▶ **Goal**: Repeat every line of the listing below exactly, minus the pictures.

▶ **Records supplied**:

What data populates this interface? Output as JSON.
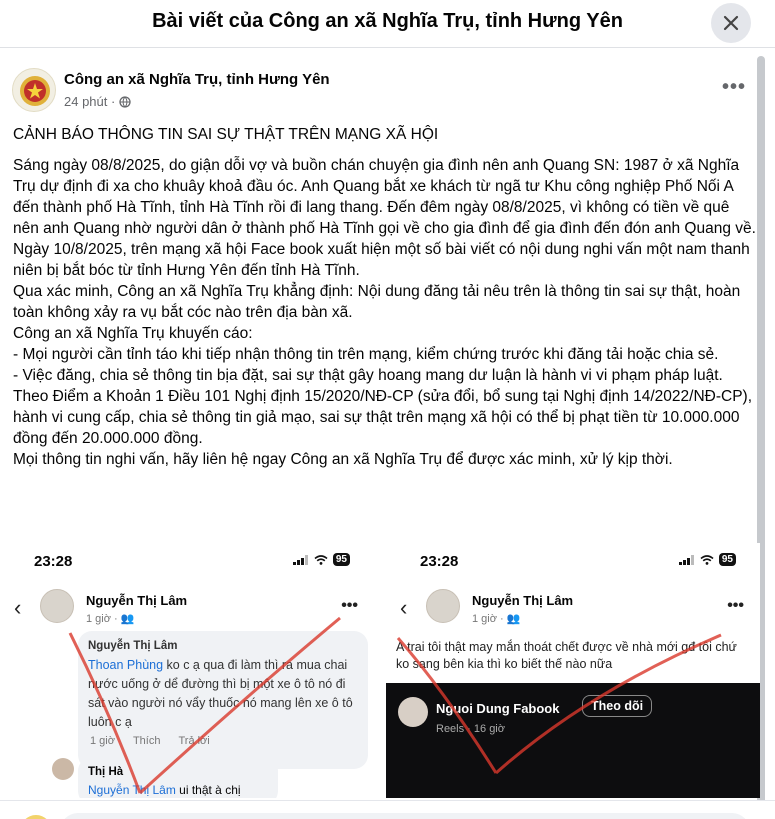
{
  "dialog": {
    "title": "Bài viết của Công an xã Nghĩa Trụ, tỉnh Hưng Yên",
    "close_icon": "close-icon"
  },
  "post": {
    "author": "Công an xã Nghĩa Trụ, tỉnh Hưng Yên",
    "time": "24 phút ·",
    "privacy_icon": "globe-icon",
    "more_label": "•••",
    "heading": "CẢNH BÁO THÔNG TIN SAI SỰ THẬT TRÊN MẠNG XÃ HỘI",
    "paragraphs": [
      "Sáng ngày 08/8/2025, do giận dỗi vợ và buồn chán chuyện gia đình nên anh Quang SN: 1987 ở xã Nghĩa Trụ dự định đi xa cho khuây khoả đầu óc. Anh Quang bắt xe khách từ ngã tư Khu công nghiệp Phố Nối A đến thành phố Hà Tĩnh, tỉnh Hà Tĩnh rồi đi lang thang. Đến đêm ngày 08/8/2025, vì không có tiền về quê nên anh Quang nhờ người dân ở thành phố Hà Tĩnh gọi về cho gia đình để gia đình đến đón anh Quang về. Ngày 10/8/2025, trên mạng xã hội Face book xuất hiện một số bài viết có nội dung nghi vấn một nam thanh niên bị bắt bóc từ tỉnh Hưng Yên đến tỉnh Hà Tĩnh.",
      "Qua xác minh, Công an xã Nghĩa Trụ khẳng định: Nội dung đăng tải nêu trên là thông tin sai sự thật, hoàn toàn không xảy ra vụ bắt cóc nào trên địa bàn xã.",
      "Công an xã Nghĩa Trụ khuyến cáo:",
      " - Mọi người cần tỉnh táo khi tiếp nhận thông tin trên mạng, kiểm chứng trước khi đăng tải hoặc chia sẻ.",
      " - Việc đăng, chia sẻ thông tin bịa đặt, sai sự thật gây hoang mang dư luận là hành vi vi phạm pháp luật.",
      "Theo Điểm a Khoản 1 Điều 101 Nghị định 15/2020/NĐ-CP (sửa đổi, bổ sung tại Nghị định 14/2022/NĐ-CP), hành vi cung cấp, chia sẻ thông tin giả mạo, sai sự thật trên mạng xã hội có thể bị phạt tiền từ 10.000.000 đồng đến 20.000.000 đồng.",
      "Mọi thông tin nghi vấn, hãy liên hệ ngay Công an xã Nghĩa Trụ để được xác minh, xử lý kịp thời."
    ]
  },
  "screenshot_left": {
    "time": "23:28",
    "battery": "95",
    "name": "Nguyễn Thị Lâm",
    "sub": "1 giờ · ",
    "comment_author": "Nguyễn Thị Lâm",
    "comment_mention": "Thoan Phùng",
    "comment_text": " ko c ạ qua đi làm thì ra mua chai nước uống ở dể đường thì bị một xe ô tô nó đi sát vào người nó vẩy thuốc nó mang lên xe ô tô luôn c ạ",
    "actions": [
      "1 giờ",
      "Thích",
      "Trả lời"
    ],
    "reply_author": "Thị Hà",
    "reply_mention": "Nguyễn Thị Lâm",
    "reply_text": " ui thật à chị"
  },
  "screenshot_right": {
    "time": "23:28",
    "battery": "95",
    "name": "Nguyễn Thị Lâm",
    "sub": "1 giờ · ",
    "text": "A trai tôi thật may mắn thoát chết được về nhà mới gđ  tôi chứ ko sang bên kia thì ko biết thế nào nữa",
    "reel_name": "Nguoi Dung Fabook",
    "follow_label": "Theo dõi",
    "reel_meta": "Reels · 16 giờ"
  }
}
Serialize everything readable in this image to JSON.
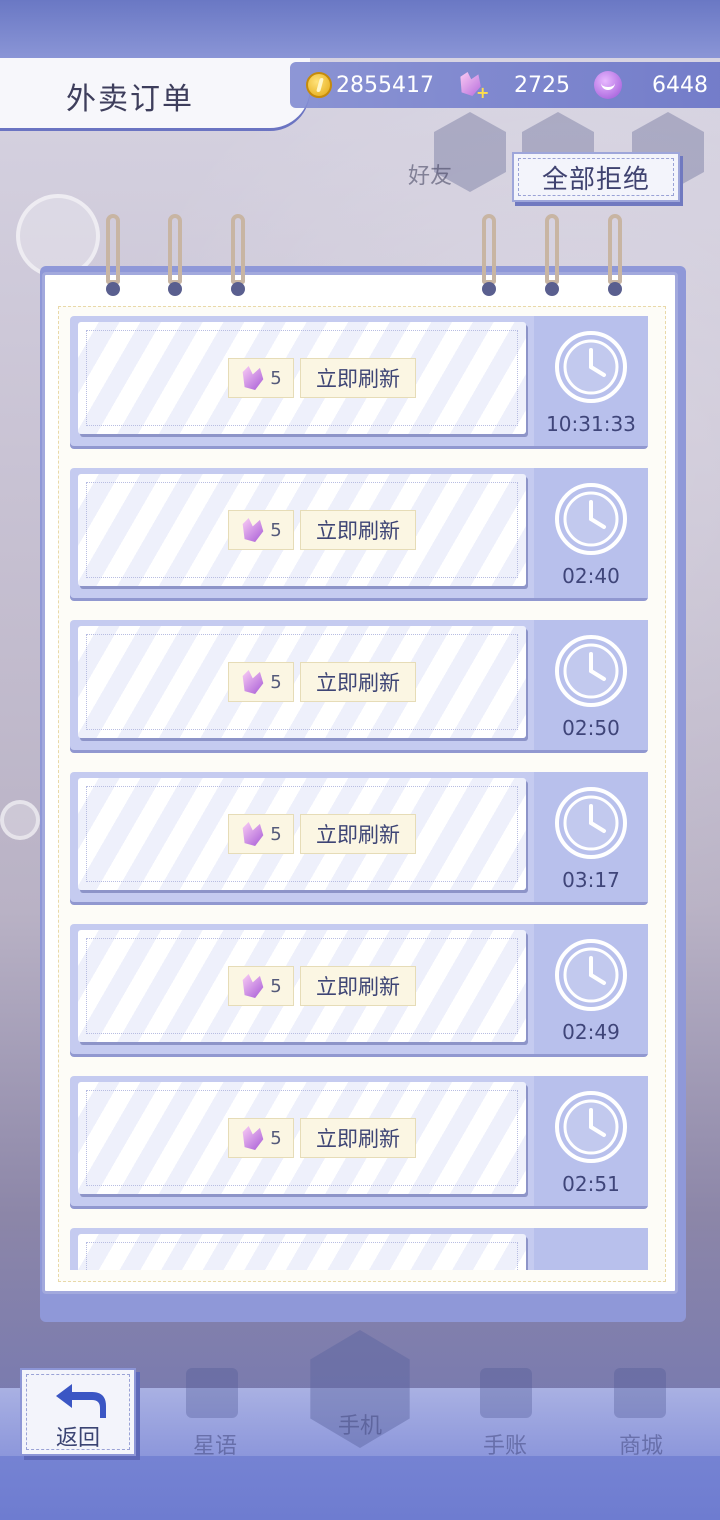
{
  "header": {
    "title": "外卖订单",
    "resources": {
      "coins": "2855417",
      "swans": "2725",
      "smiles": "6448"
    }
  },
  "background_labels": {
    "friend": "好友"
  },
  "actions": {
    "reject_all_label": "全部拒绝"
  },
  "orders": [
    {
      "cost": "5",
      "refresh_label": "立即刷新",
      "timer": "10:31:33"
    },
    {
      "cost": "5",
      "refresh_label": "立即刷新",
      "timer": "02:40"
    },
    {
      "cost": "5",
      "refresh_label": "立即刷新",
      "timer": "02:50"
    },
    {
      "cost": "5",
      "refresh_label": "立即刷新",
      "timer": "03:17"
    },
    {
      "cost": "5",
      "refresh_label": "立即刷新",
      "timer": "02:49"
    },
    {
      "cost": "5",
      "refresh_label": "立即刷新",
      "timer": "02:51"
    }
  ],
  "bottom_nav": {
    "back_label": "返回",
    "items": [
      "星语",
      "手机",
      "手账",
      "商城"
    ]
  },
  "icons": {
    "coin": "coin-icon",
    "swan": "swan-icon",
    "smile": "smile-icon",
    "clock": "clock-icon",
    "back": "back-arrow-icon"
  },
  "colors": {
    "accent": "#8f98d8",
    "panel": "#c5cbf0",
    "text_dark": "#3e4575"
  }
}
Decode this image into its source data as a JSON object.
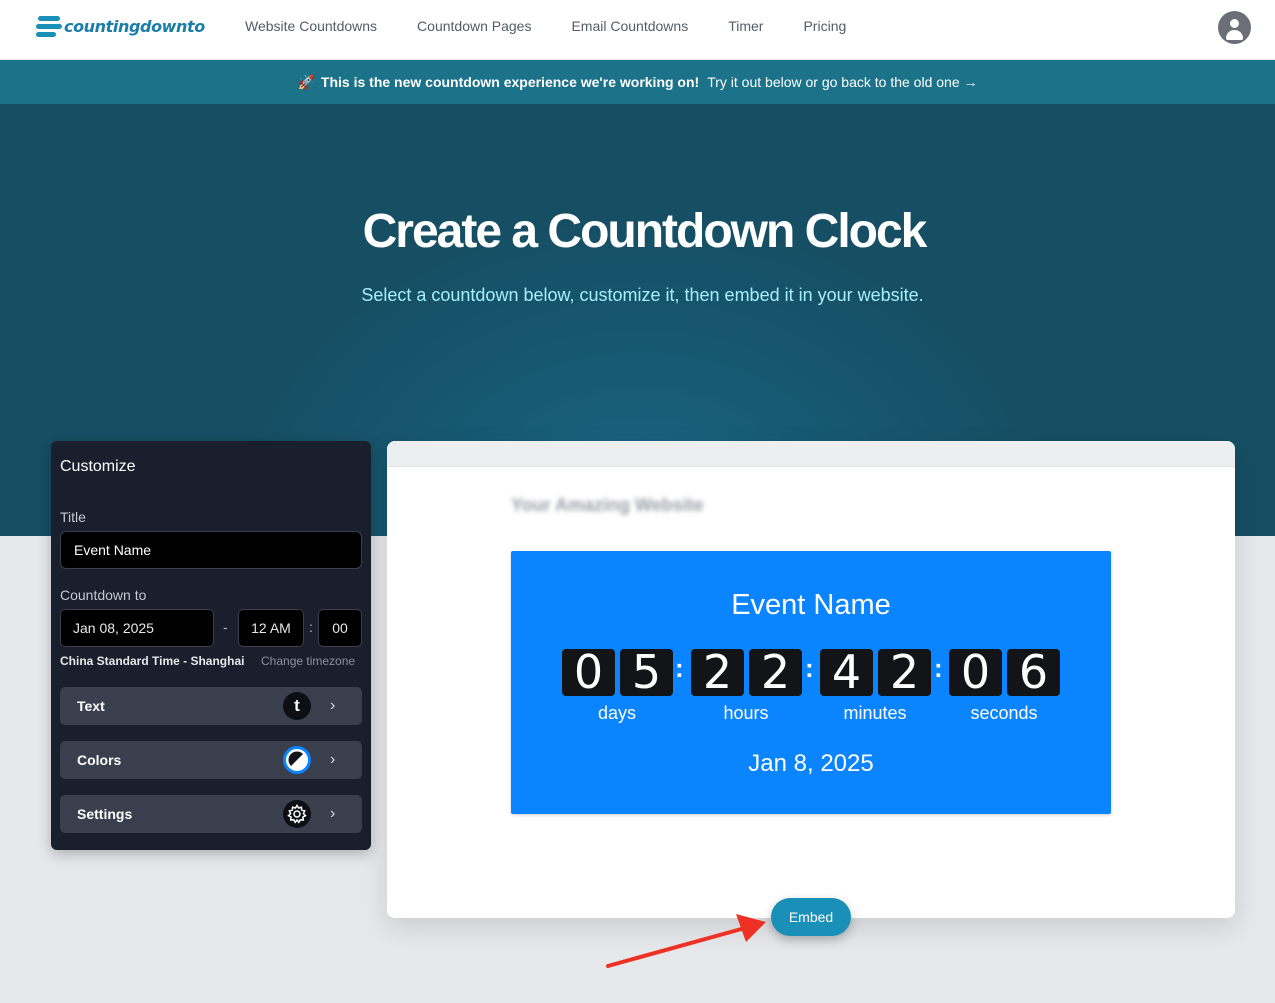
{
  "nav": {
    "logo_text": "countingdownto",
    "links": [
      "Website Countdowns",
      "Countdown Pages",
      "Email Countdowns",
      "Timer",
      "Pricing"
    ],
    "avatar_icon": "user-avatar-icon"
  },
  "banner": {
    "icon": "🚀",
    "bold_text": "This is the new countdown experience we're working on!",
    "text": "Try it out below or go back to the old one →"
  },
  "hero": {
    "title": "Create a Countdown Clock",
    "subtitle": "Select a countdown below, customize it, then embed it in your website."
  },
  "customize": {
    "heading": "Customize",
    "title_label": "Title",
    "title_value": "Event Name",
    "countdown_label": "Countdown to",
    "date": "Jan 08, 2025",
    "dash": "-",
    "hour": "12 AM",
    "colon": ":",
    "minute": "00",
    "timezone": "China Standard Time - Shanghai",
    "change_timezone": "Change timezone",
    "sections": [
      {
        "label": "Text",
        "icon": "t"
      },
      {
        "label": "Colors",
        "icon": ""
      },
      {
        "label": "Settings",
        "icon": ""
      }
    ],
    "chevron": "›"
  },
  "preview": {
    "fake_site_title": "Your Amazing Website",
    "event_title": "Event Name",
    "digits": [
      "0",
      "5",
      "2",
      "2",
      "4",
      "2",
      "0",
      "6"
    ],
    "colon": ":",
    "units": [
      "days",
      "hours",
      "minutes",
      "seconds"
    ],
    "date": "Jan 8, 2025",
    "accent_color": "#0a84ff"
  },
  "embed_label": "Embed"
}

▶ **Output of the task**:
What data populates this interface? Output as JSON.
{
  "dialog": {
    "title": "Bài viết của Công an xã Nghĩa Trụ, tỉnh Hưng Yên",
    "close_icon": "close-icon"
  },
  "post": {
    "author": "Công an xã Nghĩa Trụ, tỉnh Hưng Yên",
    "time": "24 phút ·",
    "privacy_icon": "globe-icon",
    "more_label": "•••",
    "heading": "CẢNH BÁO THÔNG TIN SAI SỰ THẬT TRÊN MẠNG XÃ HỘI",
    "paragraphs": [
      "Sáng ngày 08/8/2025, do giận dỗi vợ và buồn chán chuyện gia đình nên anh Quang SN: 1987 ở xã Nghĩa Trụ dự định đi xa cho khuây khoả đầu óc. Anh Quang bắt xe khách từ ngã tư Khu công nghiệp Phố Nối A đến thành phố Hà Tĩnh, tỉnh Hà Tĩnh rồi đi lang thang. Đến đêm ngày 08/8/2025, vì không có tiền về quê nên anh Quang nhờ người dân ở thành phố Hà Tĩnh gọi về cho gia đình để gia đình đến đón anh Quang về. Ngày 10/8/2025, trên mạng xã hội Face book xuất hiện một số bài viết có nội dung nghi vấn một nam thanh niên bị bắt bóc từ tỉnh Hưng Yên đến tỉnh Hà Tĩnh.",
      "Qua xác minh, Công an xã Nghĩa Trụ khẳng định: Nội dung đăng tải nêu trên là thông tin sai sự thật, hoàn toàn không xảy ra vụ bắt cóc nào trên địa bàn xã.",
      "Công an xã Nghĩa Trụ khuyến cáo:",
      " - Mọi người cần tỉnh táo khi tiếp nhận thông tin trên mạng, kiểm chứng trước khi đăng tải hoặc chia sẻ.",
      " - Việc đăng, chia sẻ thông tin bịa đặt, sai sự thật gây hoang mang dư luận là hành vi vi phạm pháp luật.",
      "Theo Điểm a Khoản 1 Điều 101 Nghị định 15/2020/NĐ-CP (sửa đổi, bổ sung tại Nghị định 14/2022/NĐ-CP), hành vi cung cấp, chia sẻ thông tin giả mạo, sai sự thật trên mạng xã hội có thể bị phạt tiền từ 10.000.000 đồng đến 20.000.000 đồng.",
      "Mọi thông tin nghi vấn, hãy liên hệ ngay Công an xã Nghĩa Trụ để được xác minh, xử lý kịp thời."
    ]
  },
  "screenshot_left": {
    "time": "23:28",
    "battery": "95",
    "name": "Nguyễn Thị Lâm",
    "sub": "1 giờ · ",
    "comment_author": "Nguyễn Thị Lâm",
    "comment_mention": "Thoan Phùng",
    "comment_text": " ko c ạ qua đi làm thì ra mua chai nước uống ở dể đường thì bị một xe ô tô nó đi sát vào người nó vẩy thuốc nó mang lên xe ô tô luôn c ạ",
    "actions": [
      "1 giờ",
      "Thích",
      "Trả lời"
    ],
    "reply_author": "Thị Hà",
    "reply_mention": "Nguyễn Thị Lâm",
    "reply_text": " ui thật à chị"
  },
  "screenshot_right": {
    "time": "23:28",
    "battery": "95",
    "name": "Nguyễn Thị Lâm",
    "sub": "1 giờ · ",
    "text": "A trai tôi thật may mắn thoát chết được về nhà mới gđ  tôi chứ ko sang bên kia thì ko biết thế nào nữa",
    "reel_name": "Nguoi Dung Fabook",
    "follow_label": "Theo dõi",
    "reel_meta": "Reels · 16 giờ"
  }
}
Serialize everything readable in this image to JSON.
{
  "header": {
    "title": "外卖订单",
    "resources": {
      "coins": "2855417",
      "swans": "2725",
      "smiles": "6448"
    }
  },
  "background_labels": {
    "friend": "好友"
  },
  "actions": {
    "reject_all_label": "全部拒绝"
  },
  "orders": [
    {
      "cost": "5",
      "refresh_label": "立即刷新",
      "timer": "10:31:33"
    },
    {
      "cost": "5",
      "refresh_label": "立即刷新",
      "timer": "02:40"
    },
    {
      "cost": "5",
      "refresh_label": "立即刷新",
      "timer": "02:50"
    },
    {
      "cost": "5",
      "refresh_label": "立即刷新",
      "timer": "03:17"
    },
    {
      "cost": "5",
      "refresh_label": "立即刷新",
      "timer": "02:49"
    },
    {
      "cost": "5",
      "refresh_label": "立即刷新",
      "timer": "02:51"
    }
  ],
  "bottom_nav": {
    "back_label": "返回",
    "items": [
      "星语",
      "手机",
      "手账",
      "商城"
    ]
  },
  "icons": {
    "coin": "coin-icon",
    "swan": "swan-icon",
    "smile": "smile-icon",
    "clock": "clock-icon",
    "back": "back-arrow-icon"
  },
  "colors": {
    "accent": "#8f98d8",
    "panel": "#c5cbf0",
    "text_dark": "#3e4575"
  }
}
Decode this image into its source data as a JSON object.
{
  "nav": {
    "logo_text": "countingdownto",
    "links": [
      "Website Countdowns",
      "Countdown Pages",
      "Email Countdowns",
      "Timer",
      "Pricing"
    ],
    "avatar_icon": "user-avatar-icon"
  },
  "banner": {
    "icon": "🚀",
    "bold_text": "This is the new countdown experience we're working on!",
    "text": "Try it out below or go back to the old one →"
  },
  "hero": {
    "title": "Create a Countdown Clock",
    "subtitle": "Select a countdown below, customize it, then embed it in your website."
  },
  "customize": {
    "heading": "Customize",
    "title_label": "Title",
    "title_value": "Event Name",
    "countdown_label": "Countdown to",
    "date": "Jan 08, 2025",
    "dash": "-",
    "hour": "12 AM",
    "colon": ":",
    "minute": "00",
    "timezone": "China Standard Time - Shanghai",
    "change_timezone": "Change timezone",
    "sections": [
      {
        "label": "Text",
        "icon": "t"
      },
      {
        "label": "Colors",
        "icon": ""
      },
      {
        "label": "Settings",
        "icon": ""
      }
    ],
    "chevron": "›"
  },
  "preview": {
    "fake_site_title": "Your Amazing Website",
    "event_title": "Event Name",
    "digits": [
      "0",
      "5",
      "2",
      "2",
      "4",
      "2",
      "0",
      "6"
    ],
    "colon": ":",
    "units": [
      "days",
      "hours",
      "minutes",
      "seconds"
    ],
    "date": "Jan 8, 2025",
    "accent_color": "#0a84ff"
  },
  "embed_label": "Embed"
}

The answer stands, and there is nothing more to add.